Task. Nothing should be left out: output all of the entries exactly.

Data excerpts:

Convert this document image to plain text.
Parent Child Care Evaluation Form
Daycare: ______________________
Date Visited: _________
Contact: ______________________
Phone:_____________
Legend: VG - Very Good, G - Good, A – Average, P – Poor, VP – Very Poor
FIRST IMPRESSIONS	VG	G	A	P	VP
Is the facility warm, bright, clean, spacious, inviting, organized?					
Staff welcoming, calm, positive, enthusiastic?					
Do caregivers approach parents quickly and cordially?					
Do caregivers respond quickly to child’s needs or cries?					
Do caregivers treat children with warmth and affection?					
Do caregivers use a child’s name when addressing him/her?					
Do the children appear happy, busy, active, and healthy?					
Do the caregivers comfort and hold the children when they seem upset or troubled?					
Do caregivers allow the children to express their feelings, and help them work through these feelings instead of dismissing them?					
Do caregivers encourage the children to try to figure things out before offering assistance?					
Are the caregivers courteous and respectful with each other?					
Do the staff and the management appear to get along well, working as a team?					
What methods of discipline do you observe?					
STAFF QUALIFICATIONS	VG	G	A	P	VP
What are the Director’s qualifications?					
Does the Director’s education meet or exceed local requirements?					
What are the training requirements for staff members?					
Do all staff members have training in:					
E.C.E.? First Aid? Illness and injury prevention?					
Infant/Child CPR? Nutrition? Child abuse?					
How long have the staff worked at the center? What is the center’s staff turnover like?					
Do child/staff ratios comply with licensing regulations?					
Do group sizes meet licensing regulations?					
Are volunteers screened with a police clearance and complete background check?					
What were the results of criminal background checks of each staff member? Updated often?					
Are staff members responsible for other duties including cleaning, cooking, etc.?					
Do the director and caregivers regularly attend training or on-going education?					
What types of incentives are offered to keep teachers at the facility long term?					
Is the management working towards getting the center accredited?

Complete output.
Convert this document image to plain text.
Parent Child Care Evaluation Form
Daycare: ______________________
Date Visited: _________
Contact: ______________________
Phone:_____________
Legend: VG - Very Good, G - Good, A – Average, P – Poor, VP – Very Poor
FIRST IMPRESSIONS	VG	G	A	P	VP
Is the facility warm, bright, clean, spacious, inviting, organized?					
Staff welcoming, calm, positive, enthusiastic?					
Do caregivers approach parents quickly and cordially?					
Do caregivers respond quickly to child’s needs or cries?					
Do caregivers treat children with warmth and affection?					
Do caregivers use a child’s name when addressing him/her?					
Do the children appear happy, busy, active, and healthy?					
Do the caregivers comfort and hold the children when they seem upset or troubled?					
Do caregivers allow the children to express their feelings, and help them work through these feelings instead of dismissing them?					
Do caregivers encourage the children to try to figure things out before offering assistance?					
Are the caregivers courteous and respectful with each other?					
Do the staff and the management appear to get along well, working as a team?					
What methods of discipline do you observe?					
STAFF QUALIFICATIONS	VG	G	A	P	VP
What are the Director’s qualifications?					
Does the Director’s education meet or exceed local requirements?					
What are the training requirements for staff members?					
Do all staff members have training in:					
E.C.E.? First Aid? Illness and injury prevention?					
Infant/Child CPR? Nutrition? Child abuse?					
How long have the staff worked at the center? What is the center’s staff turnover like?					
Do child/staff ratios comply with licensing regulations?					
Do group sizes meet licensing regulations?					
Are volunteers screened with a police clearance and complete background check?					
What were the results of criminal background checks of each staff member? Updated often?					
Are staff members responsible for other duties including cleaning, cooking, etc.?					
Do the director and caregivers regularly attend training or on-going education?					
What types of incentives are offered to keep teachers at the facility long term?					
Is the management working towards getting the center accredited?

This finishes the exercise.